* Short problem: Check each line for the string "trademark" and give only the count of lines that have it.

** Begin **

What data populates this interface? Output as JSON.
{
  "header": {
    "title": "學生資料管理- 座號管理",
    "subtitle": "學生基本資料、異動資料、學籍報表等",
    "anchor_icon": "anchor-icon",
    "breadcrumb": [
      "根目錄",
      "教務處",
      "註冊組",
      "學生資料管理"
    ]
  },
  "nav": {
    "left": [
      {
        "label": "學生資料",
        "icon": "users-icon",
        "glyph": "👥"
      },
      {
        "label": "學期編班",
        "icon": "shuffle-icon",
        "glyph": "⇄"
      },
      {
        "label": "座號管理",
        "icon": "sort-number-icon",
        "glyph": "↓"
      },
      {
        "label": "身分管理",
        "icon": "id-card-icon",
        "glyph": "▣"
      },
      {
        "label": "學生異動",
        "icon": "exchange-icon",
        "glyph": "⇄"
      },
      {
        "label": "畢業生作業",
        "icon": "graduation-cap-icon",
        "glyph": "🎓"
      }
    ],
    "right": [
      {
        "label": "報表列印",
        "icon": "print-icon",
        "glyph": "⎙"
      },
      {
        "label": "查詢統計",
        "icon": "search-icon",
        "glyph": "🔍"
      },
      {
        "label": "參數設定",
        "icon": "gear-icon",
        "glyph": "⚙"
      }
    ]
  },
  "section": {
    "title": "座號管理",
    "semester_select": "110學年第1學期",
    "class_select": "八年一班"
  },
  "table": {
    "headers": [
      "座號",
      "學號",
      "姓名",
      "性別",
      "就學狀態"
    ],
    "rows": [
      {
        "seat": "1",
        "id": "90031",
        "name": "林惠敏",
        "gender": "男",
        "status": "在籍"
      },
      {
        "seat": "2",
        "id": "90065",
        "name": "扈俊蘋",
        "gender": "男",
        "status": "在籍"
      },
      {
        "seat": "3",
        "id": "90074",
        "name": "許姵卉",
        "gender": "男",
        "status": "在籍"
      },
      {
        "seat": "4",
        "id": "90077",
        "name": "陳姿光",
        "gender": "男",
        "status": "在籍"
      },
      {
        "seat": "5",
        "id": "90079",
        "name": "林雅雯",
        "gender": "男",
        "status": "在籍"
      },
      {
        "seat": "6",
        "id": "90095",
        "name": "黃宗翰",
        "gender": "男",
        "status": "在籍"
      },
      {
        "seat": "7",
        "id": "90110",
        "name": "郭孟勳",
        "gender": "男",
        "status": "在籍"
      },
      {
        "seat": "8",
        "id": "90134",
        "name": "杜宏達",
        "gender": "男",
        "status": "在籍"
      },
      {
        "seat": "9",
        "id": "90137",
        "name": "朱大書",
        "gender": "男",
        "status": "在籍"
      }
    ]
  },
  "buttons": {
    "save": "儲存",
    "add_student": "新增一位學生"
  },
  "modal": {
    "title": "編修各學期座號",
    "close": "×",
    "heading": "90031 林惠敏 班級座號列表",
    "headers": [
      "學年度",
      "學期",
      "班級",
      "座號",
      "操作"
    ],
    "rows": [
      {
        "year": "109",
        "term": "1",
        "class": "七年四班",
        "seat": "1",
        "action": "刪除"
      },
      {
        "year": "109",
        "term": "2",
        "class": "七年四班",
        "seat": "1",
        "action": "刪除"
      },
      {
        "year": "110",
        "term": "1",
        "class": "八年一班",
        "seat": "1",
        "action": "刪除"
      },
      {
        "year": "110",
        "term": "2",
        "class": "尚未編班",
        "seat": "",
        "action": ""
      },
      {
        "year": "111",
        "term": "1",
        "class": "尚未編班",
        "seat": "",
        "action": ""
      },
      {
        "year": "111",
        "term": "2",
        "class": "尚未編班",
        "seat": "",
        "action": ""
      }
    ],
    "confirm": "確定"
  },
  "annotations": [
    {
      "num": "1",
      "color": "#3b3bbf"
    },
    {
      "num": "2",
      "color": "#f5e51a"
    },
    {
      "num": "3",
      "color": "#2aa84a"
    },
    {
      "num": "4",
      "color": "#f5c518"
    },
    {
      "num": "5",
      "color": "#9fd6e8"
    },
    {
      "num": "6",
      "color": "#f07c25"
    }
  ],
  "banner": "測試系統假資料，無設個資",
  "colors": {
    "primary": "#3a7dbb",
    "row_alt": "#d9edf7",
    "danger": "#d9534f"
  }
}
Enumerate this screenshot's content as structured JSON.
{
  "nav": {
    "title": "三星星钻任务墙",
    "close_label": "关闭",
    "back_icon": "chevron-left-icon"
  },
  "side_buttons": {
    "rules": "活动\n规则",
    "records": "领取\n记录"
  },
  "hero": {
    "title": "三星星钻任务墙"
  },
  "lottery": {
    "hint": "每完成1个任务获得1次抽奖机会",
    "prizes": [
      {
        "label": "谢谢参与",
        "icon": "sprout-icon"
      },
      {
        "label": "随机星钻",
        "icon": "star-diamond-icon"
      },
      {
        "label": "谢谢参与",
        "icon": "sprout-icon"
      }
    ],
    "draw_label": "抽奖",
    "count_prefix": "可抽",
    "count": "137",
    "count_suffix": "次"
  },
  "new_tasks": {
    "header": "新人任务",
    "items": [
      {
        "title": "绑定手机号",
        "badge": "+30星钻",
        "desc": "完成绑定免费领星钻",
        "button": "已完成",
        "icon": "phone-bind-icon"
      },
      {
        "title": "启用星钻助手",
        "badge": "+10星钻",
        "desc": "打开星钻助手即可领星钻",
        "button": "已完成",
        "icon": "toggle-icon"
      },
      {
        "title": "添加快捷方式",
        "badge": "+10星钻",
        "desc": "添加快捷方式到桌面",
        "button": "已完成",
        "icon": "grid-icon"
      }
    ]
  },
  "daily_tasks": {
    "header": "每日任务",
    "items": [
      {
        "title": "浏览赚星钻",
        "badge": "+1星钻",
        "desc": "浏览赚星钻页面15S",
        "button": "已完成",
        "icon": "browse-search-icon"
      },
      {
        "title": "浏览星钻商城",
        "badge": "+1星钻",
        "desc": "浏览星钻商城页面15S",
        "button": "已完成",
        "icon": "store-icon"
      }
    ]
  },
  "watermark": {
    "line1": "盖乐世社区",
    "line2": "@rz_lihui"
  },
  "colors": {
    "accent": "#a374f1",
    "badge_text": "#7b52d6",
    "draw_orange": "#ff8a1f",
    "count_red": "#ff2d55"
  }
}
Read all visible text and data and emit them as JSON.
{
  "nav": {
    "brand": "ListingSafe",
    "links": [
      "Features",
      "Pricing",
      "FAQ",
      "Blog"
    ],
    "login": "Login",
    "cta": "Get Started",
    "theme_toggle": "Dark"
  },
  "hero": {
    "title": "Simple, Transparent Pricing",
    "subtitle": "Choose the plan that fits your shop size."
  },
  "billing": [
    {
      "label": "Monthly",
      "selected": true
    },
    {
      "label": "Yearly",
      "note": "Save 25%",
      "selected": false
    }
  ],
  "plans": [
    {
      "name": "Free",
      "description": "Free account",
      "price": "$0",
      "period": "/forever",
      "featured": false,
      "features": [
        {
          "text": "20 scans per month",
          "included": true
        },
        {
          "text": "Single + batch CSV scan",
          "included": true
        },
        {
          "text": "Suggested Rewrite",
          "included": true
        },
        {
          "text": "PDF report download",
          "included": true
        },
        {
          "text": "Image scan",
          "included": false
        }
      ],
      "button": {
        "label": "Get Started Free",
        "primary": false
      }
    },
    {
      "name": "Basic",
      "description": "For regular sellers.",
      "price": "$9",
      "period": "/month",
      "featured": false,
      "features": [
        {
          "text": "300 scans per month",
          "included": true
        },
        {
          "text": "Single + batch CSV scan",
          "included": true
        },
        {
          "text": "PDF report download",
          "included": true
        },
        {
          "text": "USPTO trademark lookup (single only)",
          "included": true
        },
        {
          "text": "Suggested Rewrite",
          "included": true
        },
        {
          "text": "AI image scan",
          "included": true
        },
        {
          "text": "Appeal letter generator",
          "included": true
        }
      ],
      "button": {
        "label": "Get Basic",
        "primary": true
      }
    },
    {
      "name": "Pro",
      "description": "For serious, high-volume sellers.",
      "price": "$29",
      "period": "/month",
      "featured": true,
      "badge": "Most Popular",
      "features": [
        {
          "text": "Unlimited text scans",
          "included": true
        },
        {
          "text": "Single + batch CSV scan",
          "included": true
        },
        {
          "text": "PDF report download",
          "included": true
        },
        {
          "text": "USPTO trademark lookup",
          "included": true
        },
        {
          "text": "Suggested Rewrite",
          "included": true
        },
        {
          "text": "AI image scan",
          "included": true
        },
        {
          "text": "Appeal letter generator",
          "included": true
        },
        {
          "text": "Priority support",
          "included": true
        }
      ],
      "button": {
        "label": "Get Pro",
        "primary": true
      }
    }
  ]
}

** End **

* Result of the task: 2